-- Start of Entries provided --

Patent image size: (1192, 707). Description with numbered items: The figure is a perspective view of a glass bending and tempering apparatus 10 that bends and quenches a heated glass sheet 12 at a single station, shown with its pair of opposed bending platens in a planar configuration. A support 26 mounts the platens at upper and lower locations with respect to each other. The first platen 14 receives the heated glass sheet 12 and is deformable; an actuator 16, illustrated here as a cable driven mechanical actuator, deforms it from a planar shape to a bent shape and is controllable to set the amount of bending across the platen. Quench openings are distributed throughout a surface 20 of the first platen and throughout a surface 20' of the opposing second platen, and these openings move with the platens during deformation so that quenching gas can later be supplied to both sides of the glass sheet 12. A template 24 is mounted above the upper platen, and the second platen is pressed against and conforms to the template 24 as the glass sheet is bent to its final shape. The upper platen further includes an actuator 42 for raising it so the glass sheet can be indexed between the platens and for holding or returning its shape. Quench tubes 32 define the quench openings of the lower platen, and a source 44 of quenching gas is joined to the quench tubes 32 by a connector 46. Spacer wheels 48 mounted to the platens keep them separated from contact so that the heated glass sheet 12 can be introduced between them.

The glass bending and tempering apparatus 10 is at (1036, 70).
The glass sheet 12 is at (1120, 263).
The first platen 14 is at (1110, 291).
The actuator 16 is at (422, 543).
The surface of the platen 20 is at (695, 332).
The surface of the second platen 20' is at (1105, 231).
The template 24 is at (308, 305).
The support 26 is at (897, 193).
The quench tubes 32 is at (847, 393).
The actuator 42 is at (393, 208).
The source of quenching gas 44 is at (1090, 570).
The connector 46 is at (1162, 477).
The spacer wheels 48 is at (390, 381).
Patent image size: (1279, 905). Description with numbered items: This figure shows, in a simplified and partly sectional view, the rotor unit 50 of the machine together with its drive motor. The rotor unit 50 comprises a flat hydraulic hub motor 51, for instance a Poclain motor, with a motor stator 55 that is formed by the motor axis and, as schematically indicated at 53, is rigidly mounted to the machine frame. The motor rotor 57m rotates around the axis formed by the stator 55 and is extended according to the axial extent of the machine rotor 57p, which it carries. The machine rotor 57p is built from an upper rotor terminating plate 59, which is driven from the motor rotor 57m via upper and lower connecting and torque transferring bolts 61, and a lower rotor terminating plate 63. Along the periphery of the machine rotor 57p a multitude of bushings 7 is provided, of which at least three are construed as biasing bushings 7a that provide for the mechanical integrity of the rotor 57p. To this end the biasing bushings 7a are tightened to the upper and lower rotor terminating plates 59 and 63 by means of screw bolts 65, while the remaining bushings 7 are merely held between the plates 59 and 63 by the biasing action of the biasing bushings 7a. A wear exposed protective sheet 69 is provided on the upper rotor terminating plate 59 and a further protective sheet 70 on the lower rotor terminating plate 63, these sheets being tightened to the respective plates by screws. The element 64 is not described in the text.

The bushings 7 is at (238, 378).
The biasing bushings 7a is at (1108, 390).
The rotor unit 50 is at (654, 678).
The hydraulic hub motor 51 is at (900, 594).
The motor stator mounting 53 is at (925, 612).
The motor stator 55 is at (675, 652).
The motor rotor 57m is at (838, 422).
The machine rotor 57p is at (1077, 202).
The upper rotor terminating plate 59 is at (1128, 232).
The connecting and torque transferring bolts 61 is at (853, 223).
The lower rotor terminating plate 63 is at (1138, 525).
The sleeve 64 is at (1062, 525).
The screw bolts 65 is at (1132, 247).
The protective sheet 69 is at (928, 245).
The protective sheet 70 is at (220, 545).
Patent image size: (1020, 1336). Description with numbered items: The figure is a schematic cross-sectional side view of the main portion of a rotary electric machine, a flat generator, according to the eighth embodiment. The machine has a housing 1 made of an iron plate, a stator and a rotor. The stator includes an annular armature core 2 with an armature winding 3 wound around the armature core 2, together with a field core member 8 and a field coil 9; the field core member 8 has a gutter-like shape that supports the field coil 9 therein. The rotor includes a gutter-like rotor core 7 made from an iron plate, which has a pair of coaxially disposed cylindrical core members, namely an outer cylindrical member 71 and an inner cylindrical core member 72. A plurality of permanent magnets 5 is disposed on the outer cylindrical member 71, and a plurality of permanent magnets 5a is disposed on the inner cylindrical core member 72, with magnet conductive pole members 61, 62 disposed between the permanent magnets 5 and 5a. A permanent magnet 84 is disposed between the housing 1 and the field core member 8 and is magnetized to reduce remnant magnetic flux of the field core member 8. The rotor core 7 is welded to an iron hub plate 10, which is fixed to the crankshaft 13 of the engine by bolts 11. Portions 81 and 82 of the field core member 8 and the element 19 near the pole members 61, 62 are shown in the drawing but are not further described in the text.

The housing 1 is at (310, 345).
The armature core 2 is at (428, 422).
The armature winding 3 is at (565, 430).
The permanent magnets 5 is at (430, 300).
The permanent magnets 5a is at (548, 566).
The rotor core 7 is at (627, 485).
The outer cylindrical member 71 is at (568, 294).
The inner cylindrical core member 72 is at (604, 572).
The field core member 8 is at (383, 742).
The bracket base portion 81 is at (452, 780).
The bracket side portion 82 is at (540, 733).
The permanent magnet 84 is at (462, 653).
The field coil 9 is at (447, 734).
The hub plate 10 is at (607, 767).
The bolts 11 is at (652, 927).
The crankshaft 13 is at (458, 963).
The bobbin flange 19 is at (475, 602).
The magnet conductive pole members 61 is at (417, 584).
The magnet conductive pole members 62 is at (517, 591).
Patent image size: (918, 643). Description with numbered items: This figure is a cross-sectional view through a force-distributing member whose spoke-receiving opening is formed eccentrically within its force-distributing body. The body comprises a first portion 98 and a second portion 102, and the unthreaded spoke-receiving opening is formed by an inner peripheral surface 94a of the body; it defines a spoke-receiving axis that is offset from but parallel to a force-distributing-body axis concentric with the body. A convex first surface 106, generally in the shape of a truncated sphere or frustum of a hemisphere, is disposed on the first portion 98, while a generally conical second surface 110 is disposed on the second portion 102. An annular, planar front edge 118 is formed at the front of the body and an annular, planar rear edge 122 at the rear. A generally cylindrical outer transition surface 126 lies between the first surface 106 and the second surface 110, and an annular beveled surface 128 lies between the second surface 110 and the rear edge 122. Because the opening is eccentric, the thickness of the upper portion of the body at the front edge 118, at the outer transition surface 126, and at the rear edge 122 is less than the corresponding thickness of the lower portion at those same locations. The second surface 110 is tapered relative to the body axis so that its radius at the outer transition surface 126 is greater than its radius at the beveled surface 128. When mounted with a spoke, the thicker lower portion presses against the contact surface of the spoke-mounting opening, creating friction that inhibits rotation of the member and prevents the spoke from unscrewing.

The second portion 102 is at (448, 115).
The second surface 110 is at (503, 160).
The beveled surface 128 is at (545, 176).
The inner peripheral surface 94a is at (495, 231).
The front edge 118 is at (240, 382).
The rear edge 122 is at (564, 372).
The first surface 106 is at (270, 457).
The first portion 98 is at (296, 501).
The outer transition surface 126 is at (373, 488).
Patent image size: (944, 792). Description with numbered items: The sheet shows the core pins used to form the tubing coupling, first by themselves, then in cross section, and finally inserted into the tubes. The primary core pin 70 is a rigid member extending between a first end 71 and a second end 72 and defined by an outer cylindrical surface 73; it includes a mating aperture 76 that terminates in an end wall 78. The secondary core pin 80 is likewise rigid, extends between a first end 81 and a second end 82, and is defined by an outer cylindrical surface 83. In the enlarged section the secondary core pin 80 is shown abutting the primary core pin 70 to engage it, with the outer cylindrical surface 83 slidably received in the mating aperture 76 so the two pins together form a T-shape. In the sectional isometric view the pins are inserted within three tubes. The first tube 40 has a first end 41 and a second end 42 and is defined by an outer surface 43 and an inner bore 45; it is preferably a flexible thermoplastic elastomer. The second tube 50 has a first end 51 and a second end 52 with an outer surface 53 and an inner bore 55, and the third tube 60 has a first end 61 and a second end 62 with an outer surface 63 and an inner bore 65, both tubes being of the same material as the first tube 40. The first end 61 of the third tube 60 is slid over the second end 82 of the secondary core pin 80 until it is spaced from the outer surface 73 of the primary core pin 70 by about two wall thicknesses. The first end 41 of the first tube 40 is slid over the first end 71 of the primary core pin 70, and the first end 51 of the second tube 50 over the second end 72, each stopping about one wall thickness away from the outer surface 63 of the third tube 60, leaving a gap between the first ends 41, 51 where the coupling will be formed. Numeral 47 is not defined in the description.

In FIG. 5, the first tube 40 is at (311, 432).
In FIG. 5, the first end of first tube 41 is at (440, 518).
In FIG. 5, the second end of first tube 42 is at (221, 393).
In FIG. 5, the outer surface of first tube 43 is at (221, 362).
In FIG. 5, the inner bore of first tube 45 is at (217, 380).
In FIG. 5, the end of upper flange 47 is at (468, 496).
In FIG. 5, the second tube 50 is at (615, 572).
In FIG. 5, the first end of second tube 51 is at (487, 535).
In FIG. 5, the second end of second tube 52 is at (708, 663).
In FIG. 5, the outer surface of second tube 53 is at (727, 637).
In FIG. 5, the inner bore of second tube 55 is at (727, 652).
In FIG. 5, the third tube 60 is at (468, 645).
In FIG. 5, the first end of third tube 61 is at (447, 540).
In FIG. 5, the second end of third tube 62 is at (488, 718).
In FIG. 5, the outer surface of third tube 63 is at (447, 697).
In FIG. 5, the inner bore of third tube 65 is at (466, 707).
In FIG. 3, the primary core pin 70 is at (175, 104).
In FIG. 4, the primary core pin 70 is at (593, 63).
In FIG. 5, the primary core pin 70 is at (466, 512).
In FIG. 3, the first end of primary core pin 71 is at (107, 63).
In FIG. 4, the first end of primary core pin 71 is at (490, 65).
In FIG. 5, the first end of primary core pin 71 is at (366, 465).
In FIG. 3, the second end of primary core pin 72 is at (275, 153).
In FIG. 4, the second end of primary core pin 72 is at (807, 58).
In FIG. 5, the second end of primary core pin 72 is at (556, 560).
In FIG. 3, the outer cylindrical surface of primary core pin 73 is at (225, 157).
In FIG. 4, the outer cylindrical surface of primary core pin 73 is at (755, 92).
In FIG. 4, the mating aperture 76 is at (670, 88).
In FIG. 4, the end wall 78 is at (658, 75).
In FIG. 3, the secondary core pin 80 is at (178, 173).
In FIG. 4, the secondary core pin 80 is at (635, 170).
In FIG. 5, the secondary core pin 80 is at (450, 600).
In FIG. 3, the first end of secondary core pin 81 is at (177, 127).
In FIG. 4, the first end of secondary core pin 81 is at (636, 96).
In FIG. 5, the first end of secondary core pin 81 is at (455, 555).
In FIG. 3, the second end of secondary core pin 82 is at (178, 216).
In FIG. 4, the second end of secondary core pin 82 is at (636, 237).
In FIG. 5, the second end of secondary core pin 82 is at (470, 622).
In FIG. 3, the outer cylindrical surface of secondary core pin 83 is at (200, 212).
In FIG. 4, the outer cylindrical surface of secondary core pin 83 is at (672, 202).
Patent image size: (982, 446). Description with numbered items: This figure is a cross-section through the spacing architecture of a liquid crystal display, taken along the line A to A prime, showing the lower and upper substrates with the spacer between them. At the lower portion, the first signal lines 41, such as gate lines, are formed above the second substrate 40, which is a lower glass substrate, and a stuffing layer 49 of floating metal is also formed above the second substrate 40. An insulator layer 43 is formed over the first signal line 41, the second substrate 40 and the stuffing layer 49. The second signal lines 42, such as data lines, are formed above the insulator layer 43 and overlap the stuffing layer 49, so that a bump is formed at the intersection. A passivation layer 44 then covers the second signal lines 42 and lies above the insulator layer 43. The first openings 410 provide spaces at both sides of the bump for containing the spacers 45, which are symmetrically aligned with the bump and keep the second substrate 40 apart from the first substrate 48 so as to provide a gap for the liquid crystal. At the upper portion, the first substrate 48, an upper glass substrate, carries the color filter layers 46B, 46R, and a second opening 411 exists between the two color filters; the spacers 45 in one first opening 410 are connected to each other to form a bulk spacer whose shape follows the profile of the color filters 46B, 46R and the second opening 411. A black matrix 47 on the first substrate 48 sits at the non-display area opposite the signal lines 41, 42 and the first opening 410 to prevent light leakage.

-- End of Entries provided --

What is required:
Please reproduce the records above word for word, from the line holding "Patent image size: (918, 643)." through the line holding "The beveled surface 128 is at (545, 176).", with both of those lines included.

Expected answer:
Patent image size: (918, 643). Description with numbered items: This figure is a cross-sectional view through a force-distributing member whose spoke-receiving opening is formed eccentrically within its force-distributing body. The body comprises a first portion 98 and a second portion 102, and the unthreaded spoke-receiving opening is formed by an inner peripheral surface 94a of the body; it defines a spoke-receiving axis that is offset from but parallel to a force-distributing-body axis concentric with the body. A convex first surface 106, generally in the shape of a truncated sphere or frustum of a hemisphere, is disposed on the first portion 98, while a generally conical second surface 110 is disposed on the second portion 102. An annular, planar front edge 118 is formed at the front of the body and an annular, planar rear edge 122 at the rear. A generally cylindrical outer transition surface 126 lies between the first surface 106 and the second surface 110, and an annular beveled surface 128 lies between the second surface 110 and the rear edge 122. Because the opening is eccentric, the thickness of the upper portion of the body at the front edge 118, at the outer transition surface 126, and at the rear edge 122 is less than the corresponding thickness of the lower portion at those same locations. The second surface 110 is tapered relative to the body axis so that its radius at the outer transition surface 126 is greater than its radius at the beveled surface 128. When mounted with a spoke, the thicker lower portion presses against the contact surface of the spoke-mounting opening, creating friction that inhibits rotation of the member and prevents the spoke from unscrewing.

The second portion 102 is at (448, 115).
The second surface 110 is at (503, 160).
The beveled surface 128 is at (545, 176).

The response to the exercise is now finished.